■ **Data to process**:
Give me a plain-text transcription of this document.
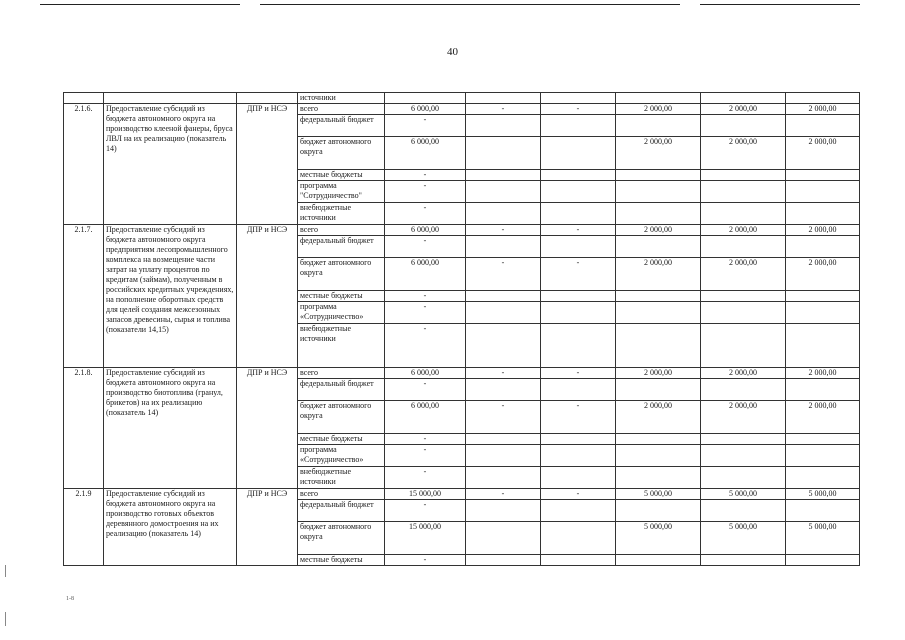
40
			источники						
2.1.6.	Предоставление субсидий из бюджета автономного округа на производство клееной фанеры, бруса ЛВЛ на их реализацию (показатель 14)	ДПР и НСЭ	всего	6 000,00	-	-	2 000,00	2 000,00	2 000,00
			федеральный бюджет	-					
			бюджет автономного округа	6 000,00			2 000,00	2 000,00	2 000,00
			местные бюджеты	-					
			программа "Сотрудничество"	-					
			внебюджетные источники	-					
2.1.7.	Предоставление субсидий из бюджета автономного округа предприятиям лесопромышленного комплекса на возмещение части затрат на уплату процентов по кредитам (займам), полученным в российских кредитных учреждениях, на пополнение оборотных средств для целей создания межсезонных запасов древесины, сырья и топлива (показатели 14,15)	ДПР и НСЭ	всего	6 000,00	-	-	2 000,00	2 000,00	2 000,00
			федеральный бюджет	-					
			бюджет автономного округа	6 000,00	-	-	2 000,00	2 000,00	2 000,00
			местные бюджеты	-					
			программа «Сотрудничество»	-					
			внебюджетные источники	-					
2.1.8.	Предоставление субсидий из бюджета автономного округа на производство биотоплива (гранул, брикетов) на их реализацию (показатель 14)	ДПР и НСЭ	всего	6 000,00	-	-	2 000,00	2 000,00	2 000,00
			федеральный бюджет	-					
			бюджет автономного округа	6 000,00	-	-	2 000,00	2 000,00	2 000,00
			местные бюджеты	-					
			программа «Сотрудничество»	-					
			внебюджетные источники	-					
2.1.9	Предоставление субсидий из бюджета автономного округа на производство готовых объектов деревянного домостроения на их реализацию (показатель 14)	ДПР и НСЭ	всего	15 000,00	-	-	5 000,00	5 000,00	5 000,00
			федеральный бюджет	-					
			бюджет автономного округа	15 000,00			5 000,00	5 000,00	5 000,00
			местные бюджеты	-					
1-8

■ **Stated goal**:
Display every line of the listing that contains the string "реализацию".

■ **Response to this task**:
2.1.6.	Предоставление субсидий из бюджета автономного округа на производство клееной фанеры, бруса ЛВЛ на их реализацию (показатель 14)	ДПР и НСЭ	всего	6 000,00	-	-	2 000,00	2 000,00	2 000,00
2.1.8.	Предоставление субсидий из бюджета автономного округа на производство биотоплива (гранул, брикетов) на их реализацию (показатель 14)	ДПР и НСЭ	всего	6 000,00	-	-	2 000,00	2 000,00	2 000,00
2.1.9	Предоставление субсидий из бюджета автономного округа на производство готовых объектов деревянного домостроения на их реализацию (показатель 14)	ДПР и НСЭ	всего	15 000,00	-	-	5 000,00	5 000,00	5 000,00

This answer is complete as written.